▶ **DATA SHOWN**:
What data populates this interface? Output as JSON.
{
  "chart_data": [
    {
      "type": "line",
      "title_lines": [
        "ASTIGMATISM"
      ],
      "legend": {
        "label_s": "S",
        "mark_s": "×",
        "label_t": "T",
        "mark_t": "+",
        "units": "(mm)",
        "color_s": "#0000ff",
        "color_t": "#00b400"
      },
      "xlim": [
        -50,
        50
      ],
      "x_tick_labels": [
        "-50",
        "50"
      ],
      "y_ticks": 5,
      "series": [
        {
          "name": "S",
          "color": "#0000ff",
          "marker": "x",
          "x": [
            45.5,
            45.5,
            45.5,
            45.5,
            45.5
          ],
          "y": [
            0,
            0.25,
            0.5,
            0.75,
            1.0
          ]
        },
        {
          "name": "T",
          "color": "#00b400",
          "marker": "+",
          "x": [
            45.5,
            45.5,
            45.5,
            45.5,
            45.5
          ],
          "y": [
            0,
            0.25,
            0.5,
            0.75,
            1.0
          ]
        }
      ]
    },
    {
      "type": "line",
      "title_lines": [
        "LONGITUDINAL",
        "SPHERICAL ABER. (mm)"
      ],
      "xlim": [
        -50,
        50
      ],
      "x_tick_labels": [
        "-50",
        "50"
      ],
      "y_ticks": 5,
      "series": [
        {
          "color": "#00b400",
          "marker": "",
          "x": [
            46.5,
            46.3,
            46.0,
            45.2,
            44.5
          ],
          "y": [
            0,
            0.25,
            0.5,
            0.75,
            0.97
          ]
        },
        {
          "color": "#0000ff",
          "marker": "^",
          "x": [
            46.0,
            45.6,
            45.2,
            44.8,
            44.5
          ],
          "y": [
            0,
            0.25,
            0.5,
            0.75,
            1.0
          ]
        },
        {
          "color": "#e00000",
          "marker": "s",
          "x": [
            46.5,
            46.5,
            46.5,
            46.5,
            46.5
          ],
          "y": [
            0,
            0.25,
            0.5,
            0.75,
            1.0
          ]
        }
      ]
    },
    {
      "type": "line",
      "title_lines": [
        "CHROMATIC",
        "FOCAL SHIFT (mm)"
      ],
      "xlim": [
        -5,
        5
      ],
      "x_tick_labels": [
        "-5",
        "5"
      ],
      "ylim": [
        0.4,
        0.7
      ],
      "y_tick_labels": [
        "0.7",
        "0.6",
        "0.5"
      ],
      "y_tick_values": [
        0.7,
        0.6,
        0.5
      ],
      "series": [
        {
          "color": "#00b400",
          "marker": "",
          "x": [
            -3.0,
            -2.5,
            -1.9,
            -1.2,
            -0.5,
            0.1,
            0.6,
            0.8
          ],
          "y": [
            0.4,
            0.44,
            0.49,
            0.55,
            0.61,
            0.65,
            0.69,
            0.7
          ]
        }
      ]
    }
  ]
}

▶ **GOAL**: Each line above must be reproduced exactly as it stands.

▶ **ANSWER TO THE TASK**:
What data populates this interface? Output as JSON.
{
  "chart_data": [
    {
      "type": "line",
      "title_lines": [
        "ASTIGMATISM"
      ],
      "legend": {
        "label_s": "S",
        "mark_s": "×",
        "label_t": "T",
        "mark_t": "+",
        "units": "(mm)",
        "color_s": "#0000ff",
        "color_t": "#00b400"
      },
      "xlim": [
        -50,
        50
      ],
      "x_tick_labels": [
        "-50",
        "50"
      ],
      "y_ticks": 5,
      "series": [
        {
          "name": "S",
          "color": "#0000ff",
          "marker": "x",
          "x": [
            45.5,
            45.5,
            45.5,
            45.5,
            45.5
          ],
          "y": [
            0,
            0.25,
            0.5,
            0.75,
            1.0
          ]
        },
        {
          "name": "T",
          "color": "#00b400",
          "marker": "+",
          "x": [
            45.5,
            45.5,
            45.5,
            45.5,
            45.5
          ],
          "y": [
            0,
            0.25,
            0.5,
            0.75,
            1.0
          ]
        }
      ]
    },
    {
      "type": "line",
      "title_lines": [
        "LONGITUDINAL",
        "SPHERICAL ABER. (mm)"
      ],
      "xlim": [
        -50,
        50
      ],
      "x_tick_labels": [
        "-50",
        "50"
      ],
      "y_ticks": 5,
      "series": [
        {
          "color": "#00b400",
          "marker": "",
          "x": [
            46.5,
            46.3,
            46.0,
            45.2,
            44.5
          ],
          "y": [
            0,
            0.25,
            0.5,
            0.75,
            0.97
          ]
        },
        {
          "color": "#0000ff",
          "marker": "^",
          "x": [
            46.0,
            45.6,
            45.2,
            44.8,
            44.5
          ],
          "y": [
            0,
            0.25,
            0.5,
            0.75,
            1.0
          ]
        },
        {
          "color": "#e00000",
          "marker": "s",
          "x": [
            46.5,
            46.5,
            46.5,
            46.5,
            46.5
          ],
          "y": [
            0,
            0.25,
            0.5,
            0.75,
            1.0
          ]
        }
      ]
    },
    {
      "type": "line",
      "title_lines": [
        "CHROMATIC",
        "FOCAL SHIFT (mm)"
      ],
      "xlim": [
        -5,
        5
      ],
      "x_tick_labels": [
        "-5",
        "5"
      ],
      "ylim": [
        0.4,
        0.7
      ],
      "y_tick_labels": [
        "0.7",
        "0.6",
        "0.5"
      ],
      "y_tick_values": [
        0.7,
        0.6,
        0.5
      ],
      "series": [
        {
          "color": "#00b400",
          "marker": "",
          "x": [
            -3.0,
            -2.5,
            -1.9,
            -1.2,
            -0.5,
            0.1,
            0.6,
            0.8
          ],
          "y": [
            0.4,
            0.44,
            0.49,
            0.55,
            0.61,
            0.65,
            0.69,
            0.7
          ]
        }
      ]
    }
  ]
}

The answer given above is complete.